>> start

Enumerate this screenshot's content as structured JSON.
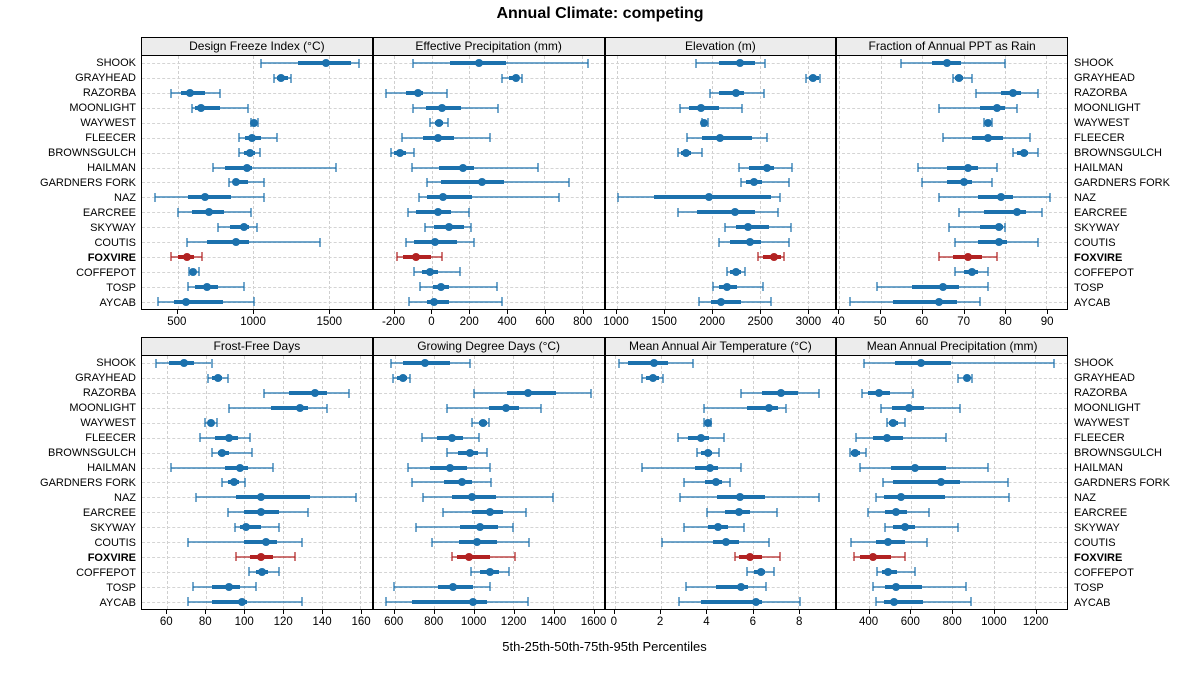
{
  "title": "Annual Climate: competing",
  "xlabel": "5th-25th-50th-75th-95th Percentiles",
  "colors": {
    "series": "#1c71ad",
    "highlight": "#b22222",
    "strip_bg": "#ececec",
    "grid": "#cfcfcf",
    "panel_border": "#000000"
  },
  "chart_data": {
    "type": "dotplot",
    "subtype": "percentile-range-trellis",
    "percentile_labels": [
      "5th",
      "25th",
      "50th",
      "75th",
      "95th"
    ],
    "legend_position": "none",
    "grid": "dashed",
    "highlight_site": "FOXVIRE",
    "sites": [
      "SHOOK",
      "GRAYHEAD",
      "RAZORBA",
      "MOONLIGHT",
      "WAYWEST",
      "FLEECER",
      "BROWNSGULCH",
      "HAILMAN",
      "GARDNERS FORK",
      "NAZ",
      "EARCREE",
      "SKYWAY",
      "COUTIS",
      "FOXVIRE",
      "COFFEPOT",
      "TOSP",
      "AYCAB"
    ],
    "layout": {
      "rows": 2,
      "cols": 4
    },
    "panels": [
      {
        "title": "Design Freeze Index (°C)",
        "row": 0,
        "col": 0,
        "xlim": [
          265,
          1785
        ],
        "ticks": [
          500,
          1000,
          1500
        ],
        "values": {
          "SHOOK": [
            1050,
            1300,
            1480,
            1650,
            1700
          ],
          "GRAYHEAD": [
            1140,
            1160,
            1185,
            1230,
            1250
          ],
          "RAZORBA": [
            460,
            525,
            585,
            680,
            780
          ],
          "MOONLIGHT": [
            595,
            615,
            655,
            780,
            965
          ],
          "WAYWEST": [
            985,
            995,
            1005,
            1025,
            1035
          ],
          "FLEECER": [
            905,
            945,
            995,
            1055,
            1155
          ],
          "BROWNSGULCH": [
            905,
            940,
            980,
            1015,
            1045
          ],
          "HAILMAN": [
            735,
            815,
            960,
            995,
            1550
          ],
          "GARDNERS FORK": [
            840,
            865,
            890,
            965,
            1070
          ],
          "NAZ": [
            350,
            570,
            680,
            855,
            1070
          ],
          "EARCREE": [
            500,
            595,
            710,
            810,
            985
          ],
          "SKYWAY": [
            765,
            845,
            940,
            970,
            1025
          ],
          "COUTIS": [
            560,
            695,
            890,
            975,
            1440
          ],
          "FOXVIRE": [
            460,
            500,
            560,
            610,
            665
          ],
          "COFFEPOT": [
            575,
            585,
            600,
            620,
            640
          ],
          "TOSP": [
            570,
            615,
            695,
            770,
            940
          ],
          "AYCAB": [
            370,
            480,
            555,
            800,
            1005
          ]
        }
      },
      {
        "title": "Effective Precipitation (mm)",
        "row": 0,
        "col": 1,
        "xlim": [
          -310,
          915
        ],
        "ticks": [
          -200,
          0,
          200,
          400,
          600,
          800
        ],
        "values": {
          "SHOOK": [
            -100,
            95,
            250,
            395,
            835
          ],
          "GRAYHEAD": [
            375,
            410,
            450,
            465,
            480
          ],
          "RAZORBA": [
            -245,
            -140,
            -75,
            -50,
            80
          ],
          "MOONLIGHT": [
            -100,
            -30,
            55,
            155,
            355
          ],
          "WAYWEST": [
            -10,
            18,
            40,
            60,
            85
          ],
          "FLEECER": [
            -160,
            -50,
            30,
            120,
            310
          ],
          "BROWNSGULCH": [
            -220,
            -200,
            -170,
            -140,
            -95
          ],
          "HAILMAN": [
            -105,
            40,
            165,
            225,
            565
          ],
          "GARDNERS FORK": [
            -25,
            48,
            265,
            385,
            730
          ],
          "NAZ": [
            -70,
            -25,
            60,
            215,
            680
          ],
          "EARCREE": [
            -130,
            -85,
            35,
            100,
            200
          ],
          "SKYWAY": [
            -35,
            10,
            90,
            170,
            210
          ],
          "COUTIS": [
            -140,
            -95,
            14,
            135,
            225
          ],
          "FOXVIRE": [
            -185,
            -155,
            -85,
            -5,
            55
          ],
          "COFFEPOT": [
            -95,
            -53,
            -10,
            30,
            150
          ],
          "TOSP": [
            -65,
            4,
            50,
            90,
            345
          ],
          "AYCAB": [
            -120,
            -28,
            12,
            90,
            375
          ]
        }
      },
      {
        "title": "Elevation (m)",
        "row": 0,
        "col": 2,
        "xlim": [
          880,
          3290
        ],
        "ticks": [
          1000,
          1500,
          2000,
          2500,
          3000
        ],
        "values": {
          "SHOOK": [
            1825,
            2070,
            2290,
            2450,
            2555
          ],
          "GRAYHEAD": [
            2985,
            3010,
            3055,
            3115,
            3130
          ],
          "RAZORBA": [
            1975,
            2070,
            2245,
            2330,
            2545
          ],
          "MOONLIGHT": [
            1660,
            1755,
            1880,
            2070,
            2315
          ],
          "WAYWEST": [
            1895,
            1900,
            1915,
            1940,
            1955
          ],
          "FLEECER": [
            1730,
            1895,
            2080,
            2420,
            2575
          ],
          "BROWNSGULCH": [
            1640,
            1670,
            1720,
            1780,
            1895
          ],
          "HAILMAN": [
            2280,
            2385,
            2570,
            2650,
            2835
          ],
          "GARDNERS FORK": [
            2305,
            2350,
            2440,
            2520,
            2800
          ],
          "NAZ": [
            1015,
            1385,
            1965,
            2615,
            2715
          ],
          "EARCREE": [
            1640,
            1835,
            2235,
            2450,
            2685
          ],
          "SKYWAY": [
            2130,
            2245,
            2370,
            2590,
            2825
          ],
          "COUTIS": [
            2070,
            2185,
            2395,
            2510,
            2810
          ],
          "FOXVIRE": [
            2475,
            2535,
            2650,
            2720,
            2750
          ],
          "COFFEPOT": [
            2150,
            2185,
            2245,
            2300,
            2340
          ],
          "TOSP": [
            2010,
            2070,
            2150,
            2255,
            2530
          ],
          "AYCAB": [
            1860,
            1990,
            2095,
            2305,
            2615
          ]
        }
      },
      {
        "title": "Fraction of Annual PPT as Rain",
        "row": 0,
        "col": 3,
        "xlim": [
          39.5,
          95
        ],
        "ticks": [
          40,
          50,
          60,
          70,
          80,
          90
        ],
        "values": {
          "SHOOK": [
            55,
            62.5,
            66,
            69.5,
            80
          ],
          "GRAYHEAD": [
            67.5,
            68,
            69,
            70,
            72
          ],
          "RAZORBA": [
            73,
            79,
            82,
            84,
            88
          ],
          "MOONLIGHT": [
            64,
            74,
            78,
            80,
            83
          ],
          "WAYWEST": [
            75,
            75.5,
            76,
            76.5,
            77
          ],
          "FLEECER": [
            65,
            72,
            76,
            79.5,
            86
          ],
          "BROWNSGULCH": [
            82,
            83,
            84.5,
            85.5,
            88
          ],
          "HAILMAN": [
            59,
            66,
            71,
            73.5,
            78
          ],
          "GARDNERS FORK": [
            60,
            66,
            70,
            72,
            77
          ],
          "NAZ": [
            64,
            73.5,
            79,
            82,
            91
          ],
          "EARCREE": [
            69,
            75,
            83,
            85,
            89
          ],
          "SKYWAY": [
            66.5,
            74,
            78.5,
            79.5,
            80
          ],
          "COUTIS": [
            68,
            73.5,
            78.5,
            80.5,
            88
          ],
          "FOXVIRE": [
            64,
            67.5,
            71,
            74.5,
            78
          ],
          "COFFEPOT": [
            68,
            70,
            72,
            73.5,
            76
          ],
          "TOSP": [
            49,
            57.5,
            65,
            69,
            76
          ],
          "AYCAB": [
            42.5,
            53,
            64,
            68.5,
            74
          ]
        }
      },
      {
        "title": "Frost-Free Days",
        "row": 1,
        "col": 0,
        "xlim": [
          47,
          166
        ],
        "ticks": [
          60,
          80,
          100,
          120,
          140,
          160
        ],
        "values": {
          "SHOOK": [
            54,
            61,
            69,
            74,
            83
          ],
          "GRAYHEAD": [
            81,
            83.5,
            86.5,
            88.5,
            91.5
          ],
          "RAZORBA": [
            110,
            123,
            136.5,
            143,
            154
          ],
          "MOONLIGHT": [
            92,
            114,
            129,
            133,
            143
          ],
          "WAYWEST": [
            79.5,
            81,
            82.5,
            84.5,
            86
          ],
          "FLEECER": [
            77,
            85,
            92,
            96.5,
            103
          ],
          "BROWNSGULCH": [
            83.5,
            86.5,
            88.5,
            92,
            104
          ],
          "HAILMAN": [
            62,
            90,
            98,
            102,
            115
          ],
          "GARDNERS FORK": [
            88.5,
            91.5,
            94.5,
            97,
            100.5
          ],
          "NAZ": [
            75,
            95.5,
            108.5,
            134,
            158
          ],
          "EARCREE": [
            91.5,
            100,
            108.5,
            118,
            133
          ],
          "SKYWAY": [
            95,
            98,
            101,
            108.5,
            118
          ],
          "COUTIS": [
            71,
            100,
            111,
            117,
            130
          ],
          "FOXVIRE": [
            95.5,
            103,
            108.5,
            115,
            126.5
          ],
          "COFFEPOT": [
            102.5,
            106,
            109,
            112.5,
            118
          ],
          "TOSP": [
            73.5,
            83.5,
            92,
            98,
            106
          ],
          "AYCAB": [
            71,
            83,
            99,
            101.5,
            130
          ]
        }
      },
      {
        "title": "Growing Degree Days (°C)",
        "row": 1,
        "col": 1,
        "xlim": [
          495,
          1655
        ],
        "ticks": [
          600,
          800,
          1000,
          1200,
          1400,
          1600
        ],
        "values": {
          "SHOOK": [
            580,
            645,
            755,
            880,
            980
          ],
          "GRAYHEAD": [
            590,
            610,
            645,
            665,
            680
          ],
          "RAZORBA": [
            1000,
            1170,
            1275,
            1415,
            1590
          ],
          "MOONLIGHT": [
            865,
            1075,
            1165,
            1230,
            1340
          ],
          "WAYWEST": [
            990,
            1025,
            1045,
            1065,
            1075
          ],
          "FLEECER": [
            740,
            815,
            890,
            945,
            1025
          ],
          "BROWNSGULCH": [
            865,
            920,
            980,
            1020,
            1065
          ],
          "HAILMAN": [
            670,
            780,
            880,
            965,
            1080
          ],
          "GARDNERS FORK": [
            690,
            850,
            940,
            990,
            1085
          ],
          "NAZ": [
            745,
            890,
            990,
            1110,
            1400
          ],
          "EARCREE": [
            845,
            990,
            1080,
            1150,
            1265
          ],
          "SKYWAY": [
            710,
            930,
            1030,
            1120,
            1200
          ],
          "COUTIS": [
            790,
            925,
            1015,
            1115,
            1280
          ],
          "FOXVIRE": [
            890,
            915,
            975,
            1080,
            1210
          ],
          "COFFEPOT": [
            985,
            1030,
            1080,
            1125,
            1180
          ],
          "TOSP": [
            595,
            820,
            895,
            995,
            1080
          ],
          "AYCAB": [
            555,
            690,
            995,
            1065,
            1275
          ]
        }
      },
      {
        "title": "Mean Annual Air Temperature (°C)",
        "row": 1,
        "col": 2,
        "xlim": [
          -0.4,
          9.6
        ],
        "ticks": [
          0,
          2,
          4,
          6,
          8
        ],
        "values": {
          "SHOOK": [
            0.2,
            0.6,
            1.7,
            2.3,
            3.4
          ],
          "GRAYHEAD": [
            1.2,
            1.35,
            1.65,
            1.95,
            2.1
          ],
          "RAZORBA": [
            5.5,
            6.4,
            7.25,
            8.0,
            8.9
          ],
          "MOONLIGHT": [
            3.9,
            5.75,
            6.7,
            7.1,
            7.45
          ],
          "WAYWEST": [
            3.9,
            3.95,
            4.05,
            4.1,
            4.2
          ],
          "FLEECER": [
            2.75,
            3.2,
            3.75,
            4.1,
            4.75
          ],
          "BROWNSGULCH": [
            3.6,
            3.75,
            4.05,
            4.25,
            4.55
          ],
          "HAILMAN": [
            1.2,
            3.5,
            4.15,
            4.5,
            5.5
          ],
          "GARDNERS FORK": [
            3.0,
            3.95,
            4.4,
            4.65,
            5.0
          ],
          "NAZ": [
            2.85,
            4.45,
            5.45,
            6.55,
            8.9
          ],
          "EARCREE": [
            4.0,
            4.8,
            5.4,
            5.9,
            7.05
          ],
          "SKYWAY": [
            3.0,
            4.05,
            4.5,
            4.95,
            5.65
          ],
          "COUTIS": [
            2.05,
            4.3,
            4.85,
            5.4,
            6.7
          ],
          "FOXVIRE": [
            5.25,
            5.4,
            5.9,
            6.4,
            7.2
          ],
          "COFFEPOT": [
            5.75,
            6.05,
            6.35,
            6.55,
            6.95
          ],
          "TOSP": [
            3.1,
            4.4,
            5.5,
            5.8,
            6.6
          ],
          "AYCAB": [
            2.8,
            3.75,
            6.15,
            6.4,
            8.05
          ]
        }
      },
      {
        "title": "Mean Annual Precipitation (mm)",
        "row": 1,
        "col": 3,
        "xlim": [
          245,
          1355
        ],
        "ticks": [
          400,
          600,
          800,
          1000,
          1200
        ],
        "values": {
          "SHOOK": [
            375,
            525,
            650,
            795,
            1290
          ],
          "GRAYHEAD": [
            830,
            855,
            870,
            885,
            895
          ],
          "RAZORBA": [
            365,
            395,
            445,
            500,
            610
          ],
          "MOONLIGHT": [
            455,
            510,
            590,
            665,
            840
          ],
          "WAYWEST": [
            485,
            495,
            515,
            540,
            570
          ],
          "FLEECER": [
            335,
            420,
            483,
            565,
            770
          ],
          "BROWNSGULCH": [
            305,
            312,
            330,
            355,
            385
          ],
          "HAILMAN": [
            355,
            505,
            620,
            770,
            975
          ],
          "GARDNERS FORK": [
            465,
            515,
            745,
            840,
            1070
          ],
          "NAZ": [
            430,
            470,
            555,
            765,
            1075
          ],
          "EARCREE": [
            395,
            475,
            530,
            580,
            690
          ],
          "SKYWAY": [
            475,
            515,
            570,
            620,
            830
          ],
          "COUTIS": [
            312,
            430,
            490,
            570,
            680
          ],
          "FOXVIRE": [
            325,
            355,
            420,
            505,
            570
          ],
          "COFFEPOT": [
            435,
            460,
            490,
            535,
            620
          ],
          "TOSP": [
            420,
            475,
            530,
            655,
            865
          ],
          "AYCAB": [
            430,
            470,
            520,
            660,
            890
          ]
        }
      }
    ]
  }
}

>> end

■ GIVEN TASK:
Which lines hold the word "Precipitation"? Return all of them from the records above.

■ REPLY:
        "title": "Effective Precipitation (mm)",
        "title": "Mean Annual Precipitation (mm)",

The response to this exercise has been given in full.